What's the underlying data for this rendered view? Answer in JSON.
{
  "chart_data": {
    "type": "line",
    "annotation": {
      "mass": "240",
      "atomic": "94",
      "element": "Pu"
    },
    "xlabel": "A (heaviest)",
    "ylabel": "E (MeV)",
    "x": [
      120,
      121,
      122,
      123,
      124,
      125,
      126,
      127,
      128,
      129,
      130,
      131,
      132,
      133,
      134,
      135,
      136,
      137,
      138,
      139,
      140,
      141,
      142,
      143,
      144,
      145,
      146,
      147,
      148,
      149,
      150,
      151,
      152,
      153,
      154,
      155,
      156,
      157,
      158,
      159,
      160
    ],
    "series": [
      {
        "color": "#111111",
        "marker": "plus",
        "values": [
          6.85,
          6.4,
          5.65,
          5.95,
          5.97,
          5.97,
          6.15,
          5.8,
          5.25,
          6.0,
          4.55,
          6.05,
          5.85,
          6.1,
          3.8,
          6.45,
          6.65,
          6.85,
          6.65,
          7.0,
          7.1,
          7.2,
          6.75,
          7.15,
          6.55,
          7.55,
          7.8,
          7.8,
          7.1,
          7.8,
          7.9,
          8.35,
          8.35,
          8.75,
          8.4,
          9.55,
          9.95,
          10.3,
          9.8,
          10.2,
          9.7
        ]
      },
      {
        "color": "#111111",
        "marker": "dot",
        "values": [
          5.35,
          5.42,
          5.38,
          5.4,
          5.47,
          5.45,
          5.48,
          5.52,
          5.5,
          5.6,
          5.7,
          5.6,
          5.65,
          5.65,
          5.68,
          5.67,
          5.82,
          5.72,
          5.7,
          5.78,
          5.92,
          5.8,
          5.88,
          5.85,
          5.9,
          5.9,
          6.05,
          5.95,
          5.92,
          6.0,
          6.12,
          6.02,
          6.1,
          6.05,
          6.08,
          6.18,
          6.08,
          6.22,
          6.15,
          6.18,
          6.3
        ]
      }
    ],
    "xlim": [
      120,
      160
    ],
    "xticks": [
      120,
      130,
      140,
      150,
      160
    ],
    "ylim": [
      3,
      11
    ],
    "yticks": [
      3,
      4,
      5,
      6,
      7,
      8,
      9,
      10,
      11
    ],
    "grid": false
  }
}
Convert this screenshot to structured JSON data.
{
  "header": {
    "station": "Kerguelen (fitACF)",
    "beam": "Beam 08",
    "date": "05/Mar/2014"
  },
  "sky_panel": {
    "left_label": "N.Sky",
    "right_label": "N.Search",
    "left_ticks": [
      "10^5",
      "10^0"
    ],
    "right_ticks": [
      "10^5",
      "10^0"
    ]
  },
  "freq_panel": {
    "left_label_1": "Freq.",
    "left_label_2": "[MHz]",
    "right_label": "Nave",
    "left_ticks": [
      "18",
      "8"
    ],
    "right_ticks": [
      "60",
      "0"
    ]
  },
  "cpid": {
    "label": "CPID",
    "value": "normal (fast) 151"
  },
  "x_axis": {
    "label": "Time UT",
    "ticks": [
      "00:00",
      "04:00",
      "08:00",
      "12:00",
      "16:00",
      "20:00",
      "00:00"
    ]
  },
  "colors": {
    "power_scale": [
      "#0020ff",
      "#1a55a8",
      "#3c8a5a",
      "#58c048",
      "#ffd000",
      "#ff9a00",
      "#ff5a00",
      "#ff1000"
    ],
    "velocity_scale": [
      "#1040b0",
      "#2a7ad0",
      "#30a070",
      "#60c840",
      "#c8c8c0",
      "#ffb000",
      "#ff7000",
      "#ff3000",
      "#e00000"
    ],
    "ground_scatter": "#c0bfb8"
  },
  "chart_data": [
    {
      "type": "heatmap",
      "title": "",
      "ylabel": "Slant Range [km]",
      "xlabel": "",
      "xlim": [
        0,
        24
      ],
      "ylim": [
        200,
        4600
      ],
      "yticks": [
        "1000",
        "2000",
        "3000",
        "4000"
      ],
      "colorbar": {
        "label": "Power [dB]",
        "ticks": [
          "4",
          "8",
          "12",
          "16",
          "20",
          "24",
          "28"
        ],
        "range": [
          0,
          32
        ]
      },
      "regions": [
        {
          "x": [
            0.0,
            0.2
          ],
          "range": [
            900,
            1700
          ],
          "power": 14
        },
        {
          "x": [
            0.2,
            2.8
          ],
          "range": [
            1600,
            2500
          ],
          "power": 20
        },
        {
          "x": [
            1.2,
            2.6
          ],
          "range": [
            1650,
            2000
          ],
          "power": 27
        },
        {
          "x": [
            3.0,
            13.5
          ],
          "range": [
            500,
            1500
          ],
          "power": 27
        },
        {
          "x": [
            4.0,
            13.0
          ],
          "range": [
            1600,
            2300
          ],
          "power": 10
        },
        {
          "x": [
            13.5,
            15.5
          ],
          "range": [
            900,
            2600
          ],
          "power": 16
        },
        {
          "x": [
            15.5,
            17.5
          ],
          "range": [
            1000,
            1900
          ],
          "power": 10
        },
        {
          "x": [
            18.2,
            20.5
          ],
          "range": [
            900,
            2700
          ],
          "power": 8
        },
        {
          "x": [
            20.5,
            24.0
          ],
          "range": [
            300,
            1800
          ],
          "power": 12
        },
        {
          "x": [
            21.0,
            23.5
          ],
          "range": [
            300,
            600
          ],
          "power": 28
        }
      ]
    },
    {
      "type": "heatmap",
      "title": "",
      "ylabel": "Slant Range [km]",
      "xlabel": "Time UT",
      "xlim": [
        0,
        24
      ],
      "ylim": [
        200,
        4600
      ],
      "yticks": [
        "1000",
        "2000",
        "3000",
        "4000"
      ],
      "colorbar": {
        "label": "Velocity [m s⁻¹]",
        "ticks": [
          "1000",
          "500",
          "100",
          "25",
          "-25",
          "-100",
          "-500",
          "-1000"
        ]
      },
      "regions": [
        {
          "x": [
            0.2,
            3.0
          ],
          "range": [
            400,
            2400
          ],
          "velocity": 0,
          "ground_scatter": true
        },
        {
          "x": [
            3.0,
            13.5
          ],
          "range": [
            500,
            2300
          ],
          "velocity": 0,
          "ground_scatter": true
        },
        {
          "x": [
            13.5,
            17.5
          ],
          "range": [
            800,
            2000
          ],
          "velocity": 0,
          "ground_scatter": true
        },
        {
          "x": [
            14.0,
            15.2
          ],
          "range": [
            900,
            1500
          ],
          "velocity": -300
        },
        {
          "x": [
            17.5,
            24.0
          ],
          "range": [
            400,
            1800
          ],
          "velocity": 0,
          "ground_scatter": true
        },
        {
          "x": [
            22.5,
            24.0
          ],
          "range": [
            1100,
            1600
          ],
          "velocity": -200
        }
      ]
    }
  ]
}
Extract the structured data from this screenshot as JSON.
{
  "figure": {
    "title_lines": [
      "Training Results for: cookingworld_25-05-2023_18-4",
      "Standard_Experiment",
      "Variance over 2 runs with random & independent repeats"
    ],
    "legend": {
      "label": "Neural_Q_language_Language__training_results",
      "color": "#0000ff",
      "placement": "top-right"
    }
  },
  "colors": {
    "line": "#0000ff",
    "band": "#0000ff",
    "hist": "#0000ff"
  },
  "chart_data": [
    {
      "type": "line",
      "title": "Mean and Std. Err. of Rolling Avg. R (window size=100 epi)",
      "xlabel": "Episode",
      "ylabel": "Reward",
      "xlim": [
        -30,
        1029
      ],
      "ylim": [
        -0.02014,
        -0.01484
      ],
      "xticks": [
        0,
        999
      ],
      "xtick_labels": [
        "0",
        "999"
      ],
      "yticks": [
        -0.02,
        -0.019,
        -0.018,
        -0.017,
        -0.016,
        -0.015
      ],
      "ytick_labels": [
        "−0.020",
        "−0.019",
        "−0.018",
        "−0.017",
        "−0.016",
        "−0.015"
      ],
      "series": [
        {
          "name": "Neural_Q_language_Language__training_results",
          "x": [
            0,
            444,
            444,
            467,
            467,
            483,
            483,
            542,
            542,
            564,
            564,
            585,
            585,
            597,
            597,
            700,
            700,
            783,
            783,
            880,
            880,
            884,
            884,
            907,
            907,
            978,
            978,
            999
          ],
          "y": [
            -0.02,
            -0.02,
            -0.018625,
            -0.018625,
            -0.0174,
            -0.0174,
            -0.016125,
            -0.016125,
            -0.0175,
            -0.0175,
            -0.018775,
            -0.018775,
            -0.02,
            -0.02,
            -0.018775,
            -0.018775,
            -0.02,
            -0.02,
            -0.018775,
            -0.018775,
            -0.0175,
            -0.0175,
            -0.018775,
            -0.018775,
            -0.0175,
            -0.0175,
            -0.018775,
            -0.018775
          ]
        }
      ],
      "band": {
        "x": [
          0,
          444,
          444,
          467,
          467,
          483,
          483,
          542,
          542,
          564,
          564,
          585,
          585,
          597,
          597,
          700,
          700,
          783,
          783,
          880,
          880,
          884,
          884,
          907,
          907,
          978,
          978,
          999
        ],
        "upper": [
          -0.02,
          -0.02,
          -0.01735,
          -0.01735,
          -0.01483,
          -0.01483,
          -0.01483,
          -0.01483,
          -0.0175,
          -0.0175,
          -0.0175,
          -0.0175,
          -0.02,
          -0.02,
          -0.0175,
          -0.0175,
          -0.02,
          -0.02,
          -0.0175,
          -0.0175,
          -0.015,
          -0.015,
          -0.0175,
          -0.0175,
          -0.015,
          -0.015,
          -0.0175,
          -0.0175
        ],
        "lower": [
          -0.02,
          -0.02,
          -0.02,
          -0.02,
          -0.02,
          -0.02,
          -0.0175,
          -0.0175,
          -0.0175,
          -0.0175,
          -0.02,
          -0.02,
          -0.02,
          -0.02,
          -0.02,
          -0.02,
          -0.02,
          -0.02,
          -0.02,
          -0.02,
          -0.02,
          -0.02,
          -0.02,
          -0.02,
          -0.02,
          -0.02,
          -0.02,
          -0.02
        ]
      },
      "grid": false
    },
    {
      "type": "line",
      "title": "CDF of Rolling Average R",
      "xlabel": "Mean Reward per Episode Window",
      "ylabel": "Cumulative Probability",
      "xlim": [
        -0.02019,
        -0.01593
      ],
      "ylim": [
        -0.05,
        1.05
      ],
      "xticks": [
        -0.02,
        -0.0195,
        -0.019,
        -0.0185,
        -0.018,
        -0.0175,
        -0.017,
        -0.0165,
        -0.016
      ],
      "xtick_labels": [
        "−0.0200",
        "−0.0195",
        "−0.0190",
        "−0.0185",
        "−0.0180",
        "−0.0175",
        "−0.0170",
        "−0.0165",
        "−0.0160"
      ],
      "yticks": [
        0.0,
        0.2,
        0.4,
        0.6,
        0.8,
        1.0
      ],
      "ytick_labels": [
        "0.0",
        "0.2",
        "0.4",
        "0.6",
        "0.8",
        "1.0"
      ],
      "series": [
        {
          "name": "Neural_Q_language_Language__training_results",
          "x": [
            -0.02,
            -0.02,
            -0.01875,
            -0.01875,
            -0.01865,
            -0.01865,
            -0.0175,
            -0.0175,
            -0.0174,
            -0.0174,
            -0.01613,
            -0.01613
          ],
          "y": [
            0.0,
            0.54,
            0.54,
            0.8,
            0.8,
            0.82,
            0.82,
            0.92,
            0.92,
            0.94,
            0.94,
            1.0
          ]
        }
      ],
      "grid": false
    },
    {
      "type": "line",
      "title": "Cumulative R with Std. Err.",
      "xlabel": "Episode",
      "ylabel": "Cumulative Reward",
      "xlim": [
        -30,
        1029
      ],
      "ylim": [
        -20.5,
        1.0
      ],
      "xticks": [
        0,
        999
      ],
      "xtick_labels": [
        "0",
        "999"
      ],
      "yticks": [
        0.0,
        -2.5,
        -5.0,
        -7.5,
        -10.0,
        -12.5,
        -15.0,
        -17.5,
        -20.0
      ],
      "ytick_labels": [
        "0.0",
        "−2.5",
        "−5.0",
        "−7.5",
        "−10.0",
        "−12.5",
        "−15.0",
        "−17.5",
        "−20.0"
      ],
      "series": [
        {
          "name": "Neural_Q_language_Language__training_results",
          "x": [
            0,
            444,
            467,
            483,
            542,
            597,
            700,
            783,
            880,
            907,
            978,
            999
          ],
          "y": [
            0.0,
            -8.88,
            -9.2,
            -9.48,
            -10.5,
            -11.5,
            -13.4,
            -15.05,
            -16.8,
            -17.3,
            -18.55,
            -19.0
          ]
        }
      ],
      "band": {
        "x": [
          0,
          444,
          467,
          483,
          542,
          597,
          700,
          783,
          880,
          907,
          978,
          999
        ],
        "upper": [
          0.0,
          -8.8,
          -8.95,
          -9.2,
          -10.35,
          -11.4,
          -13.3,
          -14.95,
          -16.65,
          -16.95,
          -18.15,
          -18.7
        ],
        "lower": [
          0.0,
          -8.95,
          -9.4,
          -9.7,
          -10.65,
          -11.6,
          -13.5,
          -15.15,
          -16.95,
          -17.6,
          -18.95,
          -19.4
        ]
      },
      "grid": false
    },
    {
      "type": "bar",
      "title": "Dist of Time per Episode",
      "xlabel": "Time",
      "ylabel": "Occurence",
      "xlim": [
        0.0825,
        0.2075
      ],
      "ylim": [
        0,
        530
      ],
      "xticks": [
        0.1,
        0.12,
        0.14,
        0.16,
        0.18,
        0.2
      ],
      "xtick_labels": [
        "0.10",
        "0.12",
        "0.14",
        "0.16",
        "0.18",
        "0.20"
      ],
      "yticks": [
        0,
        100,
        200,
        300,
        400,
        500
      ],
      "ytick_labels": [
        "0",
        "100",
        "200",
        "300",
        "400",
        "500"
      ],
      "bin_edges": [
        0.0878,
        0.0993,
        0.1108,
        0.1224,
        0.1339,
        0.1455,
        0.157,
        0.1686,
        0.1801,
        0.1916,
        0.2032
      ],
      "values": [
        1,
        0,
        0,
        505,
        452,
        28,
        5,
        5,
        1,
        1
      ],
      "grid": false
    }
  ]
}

----------

- [TASK TO COMPLETE] Copy each line that contains the word "this".

- [REPLY]
What's the underlying data for this rendered view? Answer in JSON.
Convert this screenshot to structured JSON data.
Extract the structured data from this screenshot as JSON.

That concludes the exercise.